**EXERCISE**
Which lines below hold the word "Deli"? Report each one.

**INPUT DATA**
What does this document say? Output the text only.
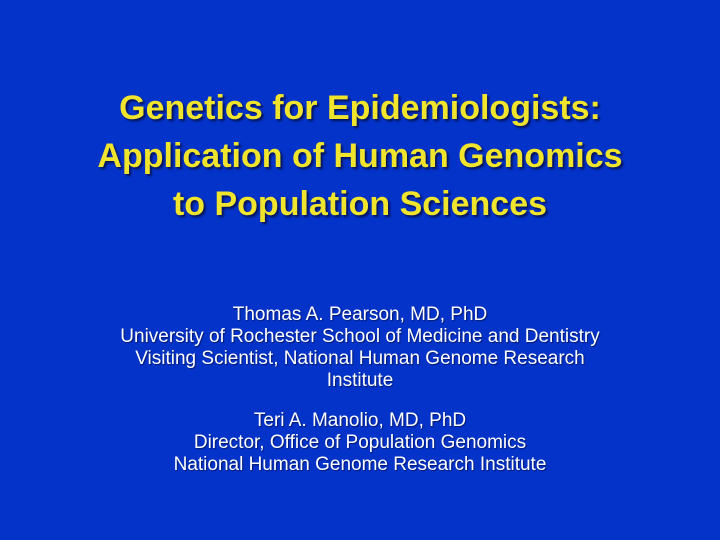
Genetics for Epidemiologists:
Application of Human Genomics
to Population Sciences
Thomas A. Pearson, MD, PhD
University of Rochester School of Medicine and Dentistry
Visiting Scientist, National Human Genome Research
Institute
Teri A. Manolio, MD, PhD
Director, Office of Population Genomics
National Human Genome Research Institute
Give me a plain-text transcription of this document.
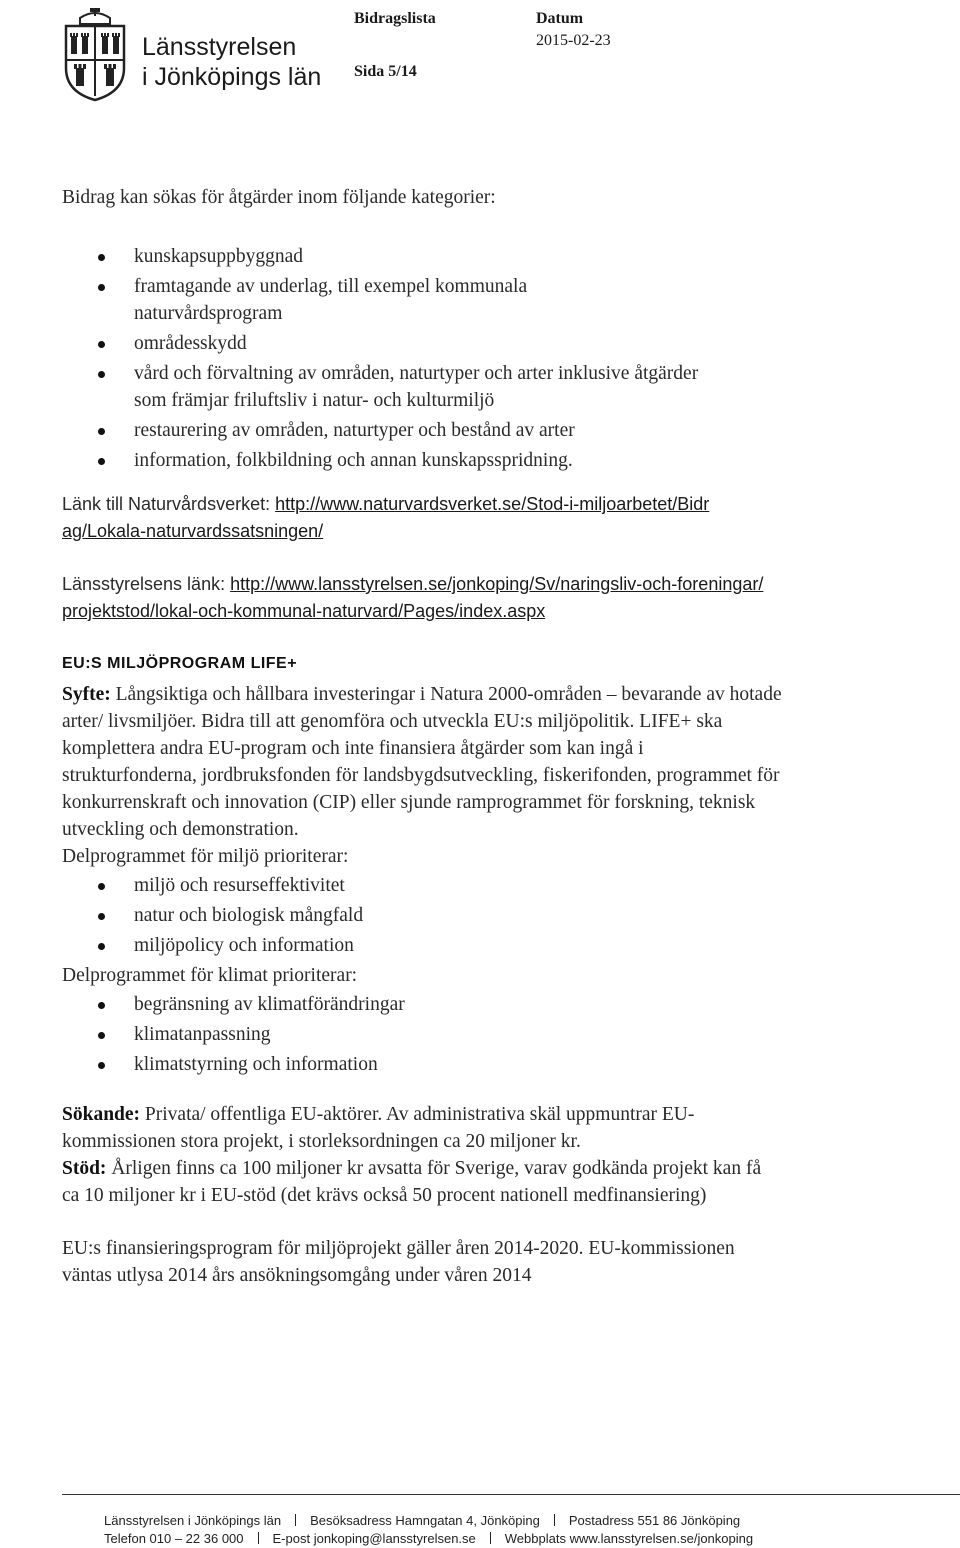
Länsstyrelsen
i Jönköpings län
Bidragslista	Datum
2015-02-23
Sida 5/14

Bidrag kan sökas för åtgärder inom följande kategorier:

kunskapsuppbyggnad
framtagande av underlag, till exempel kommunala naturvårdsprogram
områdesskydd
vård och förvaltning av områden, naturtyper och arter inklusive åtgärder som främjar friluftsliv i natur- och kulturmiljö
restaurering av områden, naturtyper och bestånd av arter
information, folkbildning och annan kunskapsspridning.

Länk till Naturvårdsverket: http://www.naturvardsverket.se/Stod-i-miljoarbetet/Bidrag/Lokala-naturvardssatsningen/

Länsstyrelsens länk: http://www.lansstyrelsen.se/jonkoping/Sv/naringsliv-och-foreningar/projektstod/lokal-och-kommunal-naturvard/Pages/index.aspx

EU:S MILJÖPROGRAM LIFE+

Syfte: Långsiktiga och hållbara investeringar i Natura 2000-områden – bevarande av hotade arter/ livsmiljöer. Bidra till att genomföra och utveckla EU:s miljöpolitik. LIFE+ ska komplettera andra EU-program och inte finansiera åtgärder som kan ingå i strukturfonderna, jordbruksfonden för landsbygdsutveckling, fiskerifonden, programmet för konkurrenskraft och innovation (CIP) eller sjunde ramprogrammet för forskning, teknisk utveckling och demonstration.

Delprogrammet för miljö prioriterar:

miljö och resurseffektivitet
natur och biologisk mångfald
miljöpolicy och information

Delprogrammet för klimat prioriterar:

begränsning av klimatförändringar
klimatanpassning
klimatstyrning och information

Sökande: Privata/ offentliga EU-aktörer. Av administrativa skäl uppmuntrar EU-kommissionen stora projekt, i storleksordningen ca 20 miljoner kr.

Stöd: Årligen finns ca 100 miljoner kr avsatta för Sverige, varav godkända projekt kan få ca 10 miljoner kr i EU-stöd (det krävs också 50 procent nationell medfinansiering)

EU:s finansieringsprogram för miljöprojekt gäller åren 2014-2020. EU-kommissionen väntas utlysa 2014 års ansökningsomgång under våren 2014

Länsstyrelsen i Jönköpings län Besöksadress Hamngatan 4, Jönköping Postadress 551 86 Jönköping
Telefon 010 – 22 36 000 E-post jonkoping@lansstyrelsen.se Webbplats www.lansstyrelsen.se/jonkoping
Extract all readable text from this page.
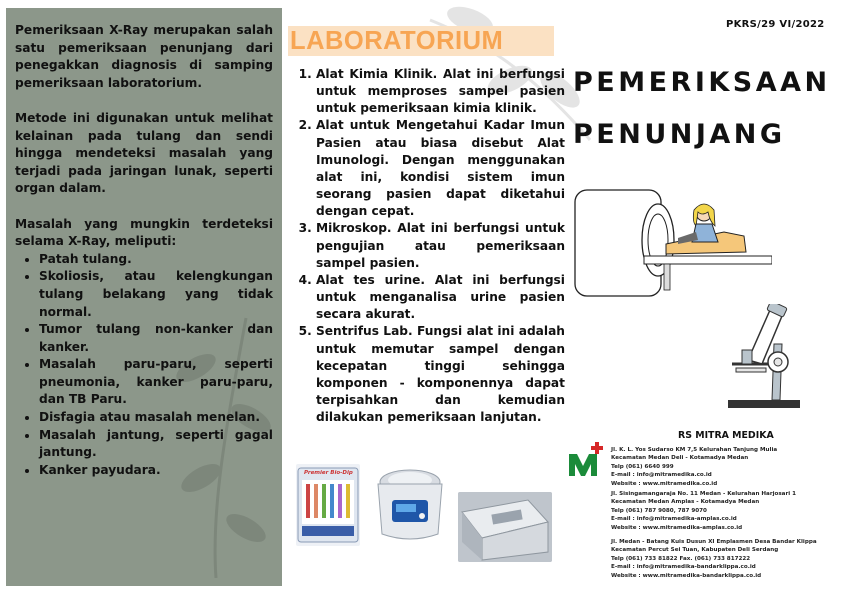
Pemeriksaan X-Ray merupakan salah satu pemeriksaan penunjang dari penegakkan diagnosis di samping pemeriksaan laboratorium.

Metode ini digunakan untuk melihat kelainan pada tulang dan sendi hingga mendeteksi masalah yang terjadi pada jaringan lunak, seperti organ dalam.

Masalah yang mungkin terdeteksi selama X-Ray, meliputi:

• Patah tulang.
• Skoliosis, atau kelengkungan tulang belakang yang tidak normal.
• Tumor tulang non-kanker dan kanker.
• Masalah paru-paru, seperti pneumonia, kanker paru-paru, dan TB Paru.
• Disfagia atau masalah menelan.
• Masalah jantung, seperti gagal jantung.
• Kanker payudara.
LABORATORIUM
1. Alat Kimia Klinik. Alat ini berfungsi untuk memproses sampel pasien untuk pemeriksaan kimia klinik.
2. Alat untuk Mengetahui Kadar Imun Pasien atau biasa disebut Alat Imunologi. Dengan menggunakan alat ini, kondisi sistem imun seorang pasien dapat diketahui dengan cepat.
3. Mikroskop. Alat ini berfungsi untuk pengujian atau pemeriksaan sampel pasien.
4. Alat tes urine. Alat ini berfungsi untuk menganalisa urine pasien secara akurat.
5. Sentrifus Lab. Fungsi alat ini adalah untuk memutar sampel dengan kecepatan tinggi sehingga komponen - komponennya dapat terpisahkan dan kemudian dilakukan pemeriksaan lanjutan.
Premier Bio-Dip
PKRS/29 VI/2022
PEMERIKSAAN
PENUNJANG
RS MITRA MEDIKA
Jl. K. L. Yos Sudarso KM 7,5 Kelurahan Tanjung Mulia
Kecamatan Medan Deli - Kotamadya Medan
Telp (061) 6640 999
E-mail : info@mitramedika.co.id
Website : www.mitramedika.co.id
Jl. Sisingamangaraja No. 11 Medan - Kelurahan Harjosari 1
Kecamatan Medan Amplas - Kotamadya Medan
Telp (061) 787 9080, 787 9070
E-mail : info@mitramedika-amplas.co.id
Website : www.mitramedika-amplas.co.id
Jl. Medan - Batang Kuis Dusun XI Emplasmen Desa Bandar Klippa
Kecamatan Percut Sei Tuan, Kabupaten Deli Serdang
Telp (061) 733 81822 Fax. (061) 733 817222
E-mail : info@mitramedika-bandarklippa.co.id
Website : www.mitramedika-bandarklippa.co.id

**TASK ANSWER**
Kecamatan Medan Deli - Kotamadya Medan
Kecamatan Percut Sei Tuan, Kabupaten Deli Serdang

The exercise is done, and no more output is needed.